* **Quoted text**:

+++

I chose one film per director to stop movies made by Kubrick and Hitchcock clogging up the list. Prepare for superlatives.

1. Scott Pilgrim Vs. The World (2010) dir. Edgar Wright

A hybrid film that blends the formalism of the French New Wave, the exuberant choreography of the classic MGM musical, and the stoner/slacker attitude of Richard Linklater into one endlessly satisfying cornerstone of 21st-century cinema. This is my favourite film because it functions both as a gateway into an idyllically alternative cosy social world and as a tutorial in how to make a film. If I had never seen Scott Pilgrim, I wouldn’t be editing this section today.

2. L’Avventura (1960) dir. Michelangelo Antonioni

I love Bergman’s Persona and Tarkovsky’s Stalker, but this is my all-time favourite art film. Antonioni’s scathing examination of the emptiness of 20th century life holds me in a hypnotic trance every time I see it, thanks in no small part to Monica Vitti’s stark, timeless, mesmerising portrayal of Claudia, the emotionally confused lead. Glamorous and decadent, yet cold and elusive, this could be the most mysterious “masterpiece” ever made.

3. Kind Hearts and Coronets (1949) dir. Robert Hamer

A shockingly subversive dark comedy that encapsulates absolutely everything I love about British cinema. A quintessentially English, remorseless, controlled destruction of aristocracy, nobility, love, and honour, this Ealing Studios magnum opus is the definitive British film and the most wickedly funny movie ever made.

4. North by Northwest (1959) dir. Alfred Hitchcock

Hitchcock may have made films that were more intimate, more shocking, and more influential, but this is the first film by him that I ever saw, and I will always consider it to be flawless. Cary Grant and James Mason are effortlessly suave as hero and villain caught in a bewildering Kafkaesque Cold War cat and mouse chase. Every single moment is perfect, and the funny, exciting, sexy, witty script is my favourite ever written.

5. Lolita (1962) dir. Stanley Kubrick

Stanley Kubrick’s most underrated film. James Mason gives his very best performance as the monstrously pathetic Humbert Humbert, a man whose polished academic posturing and refined tone of voice disguise his own pitiful ineptness. The horrific, deeply upsetting Nabokov novel is transformed into an (admittedly flawed) work of dark comedic genius. Emotionally affecting, laugh-out-loud funny, and captivating for all of its 153 minutes, it’s unbelievable that this film works at all. Every time I watch it, I cannot look away.

+++

* **Data**:

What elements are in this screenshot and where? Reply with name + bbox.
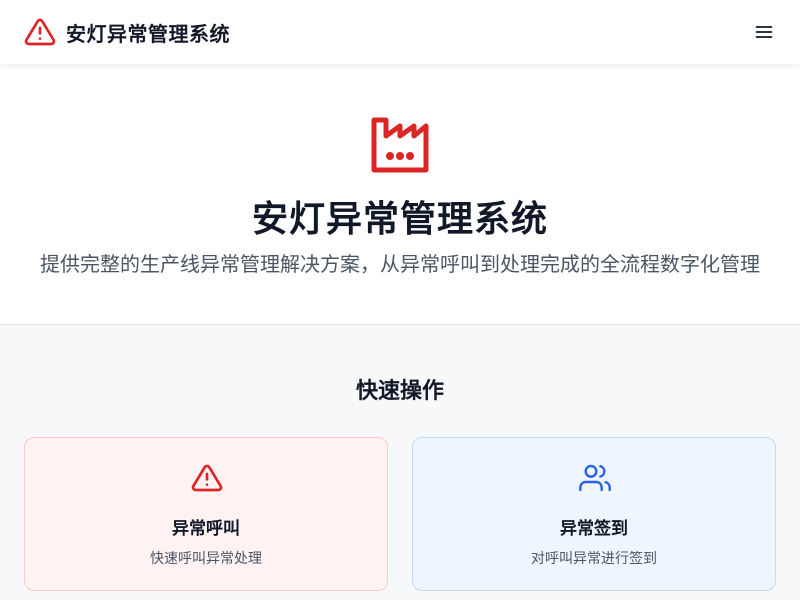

+++

Pick up the ranked list of favorite films right after its last sentence and continue it.

* **The output**:
6. Apocalypse Now (1979) dir. Francis Ford Coppola

A standard choice, but an unavoidable one. Having recently re-watched Francis Ford Coppola’s encapsulation of the madness and surreal, violent pageantry of the Vietnam War, I found myself incredibly taken with the way that it perceptively focuses on Captain Willard’s mental health. Martin Sheen’s lead character is a lonely, isolated man, struggling with alcoholism and finding himself increasingly entranced by Marlon Brando’s rogue macho warlord character Colonel Kurtz. The opening scene depicting Willard’s solitary descent into the pain of his past experiences, the paralysing effects of drink, intense loneliness, depersonalisation, alienation, and the struggle to make sense of reality burrowed deep into my heart. The hallucinogenic, revelatory ending is a cinematic epiphany. Sacrifice, religion, blood, rain, life, death, and rebirth spiral and dovetail into a pure punch of life-changing cinema. Apocalypse Now is a classic that deserves its reputation.

7. Intolerance (1916) dir. D. W. Griffith

The film that cemented my love for early cinema. At three hours long, this silent classic about “love’s struggle throughout the ages” may sound like a nightmarish watch. It isn’t. Mae Marsh, Constance Talmadge, and Miriam Cooper are superlative actresses, conveying the emotional depths of this epic tale with stunning immediacy. The faces of these women will be burned into your mind forever after you watch this unforgettable historical epic, telling the tale of the fall of Babylon, Jesus’s crucifixion, the St. Bartholomew’s Day massacre, and wrongful imprisonment in 1910s America. Intolerance is more epic than Lord of the Rings and more intimate than the best of Ingmar Bergman.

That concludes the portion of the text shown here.